==== RECORDS FOR THIS TASK

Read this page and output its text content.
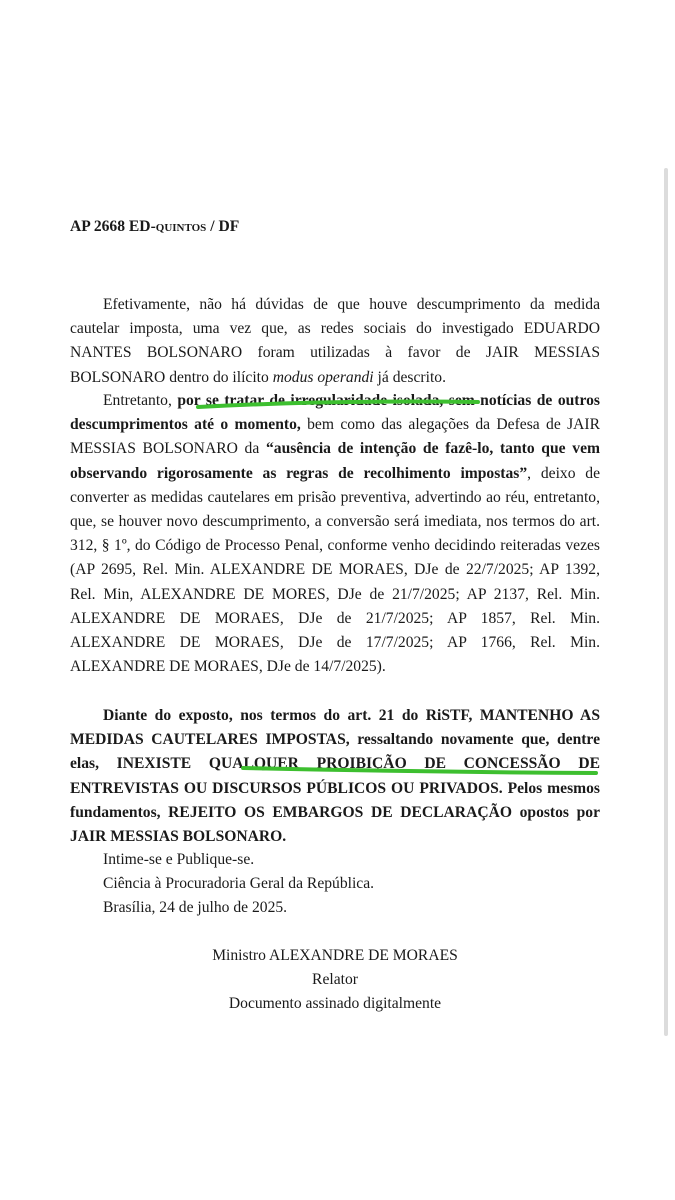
AP 2668 ED-quintos / DF

Efetivamente, não há dúvidas de que houve descumprimento da medida cautelar imposta, uma vez que, as redes sociais do investigado EDUARDO NANTES BOLSONARO foram utilizadas à favor de JAIR MESSIAS BOLSONARO dentro do ilícito modus operandi já descrito.

Entretanto, por se tratar de irregularidade isolada, sem notícias de outros descumprimentos até o momento, bem como das alegações da Defesa de JAIR MESSIAS BOLSONARO da “ausência de intenção de fazê-lo, tanto que vem observando rigorosamente as regras de recolhimento impostas”, deixo de converter as medidas cautelares em prisão preventiva, advertindo ao réu, entretanto, que, se houver novo descumprimento, a conversão será imediata, nos termos do art. 312, § 1º, do Código de Processo Penal, conforme venho decidindo reiteradas vezes (AP 2695, Rel. Min. ALEXANDRE DE MORAES, DJe de 22/7/2025; AP 1392, Rel. Min, ALEXANDRE DE MORES, DJe de 21/7/2025; AP 2137, Rel. Min. ALEXANDRE DE MORAES, DJe de 21/7/2025; AP 1857, Rel. Min. ALEXANDRE DE MORAES, DJe de 17/7/2025; AP 1766, Rel. Min. ALEXANDRE DE MORAES, DJe de 14/7/2025).

Diante do exposto, nos termos do art. 21 do RiSTF, MANTENHO AS MEDIDAS CAUTELARES IMPOSTAS, ressaltando novamente que, dentre elas, INEXISTE QUALQUER PROIBIÇÃO DE CONCESSÃO DE ENTREVISTAS OU DISCURSOS PÚBLICOS OU PRIVADOS. Pelos mesmos fundamentos, REJEITO OS EMBARGOS DE DECLARAÇÃO opostos por JAIR MESSIAS BOLSONARO.

Intime-se e Publique-se.
Ciência à Procuradoria Geral da República.
Brasília, 24 de julho de 2025.
Ministro ALEXANDRE DE MORAES
Relator
Documento assinado digitalmente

========

WHAT YOU ARE ASKED TO DO =>
Leave out the pictures, and give all the records again exactly.

EXERCISE RESULT =>
Read this page and output its text content.
AP 2668 ED-quintos / DF

Efetivamente, não há dúvidas de que houve descumprimento da medida cautelar imposta, uma vez que, as redes sociais do investigado EDUARDO NANTES BOLSONARO foram utilizadas à favor de JAIR MESSIAS BOLSONARO dentro do ilícito modus operandi já descrito.

Entretanto, por se tratar de irregularidade isolada, sem notícias de outros descumprimentos até o momento, bem como das alegações da Defesa de JAIR MESSIAS BOLSONARO da “ausência de intenção de fazê-lo, tanto que vem observando rigorosamente as regras de recolhimento impostas”, deixo de converter as medidas cautelares em prisão preventiva, advertindo ao réu, entretanto, que, se houver novo descumprimento, a conversão será imediata, nos termos do art. 312, § 1º, do Código de Processo Penal, conforme venho decidindo reiteradas vezes (AP 2695, Rel. Min. ALEXANDRE DE MORAES, DJe de 22/7/2025; AP 1392, Rel. Min, ALEXANDRE DE MORES, DJe de 21/7/2025; AP 2137, Rel. Min. ALEXANDRE DE MORAES, DJe de 21/7/2025; AP 1857, Rel. Min. ALEXANDRE DE MORAES, DJe de 17/7/2025; AP 1766, Rel. Min. ALEXANDRE DE MORAES, DJe de 14/7/2025).

Diante do exposto, nos termos do art. 21 do RiSTF, MANTENHO AS MEDIDAS CAUTELARES IMPOSTAS, ressaltando novamente que, dentre elas, INEXISTE QUALQUER PROIBIÇÃO DE CONCESSÃO DE ENTREVISTAS OU DISCURSOS PÚBLICOS OU PRIVADOS. Pelos mesmos fundamentos, REJEITO OS EMBARGOS DE DECLARAÇÃO opostos por JAIR MESSIAS BOLSONARO.

Intime-se e Publique-se.
Ciência à Procuradoria Geral da República.
Brasília, 24 de julho de 2025.
Ministro ALEXANDRE DE MORAES
Relator
Documento assinado digitalmente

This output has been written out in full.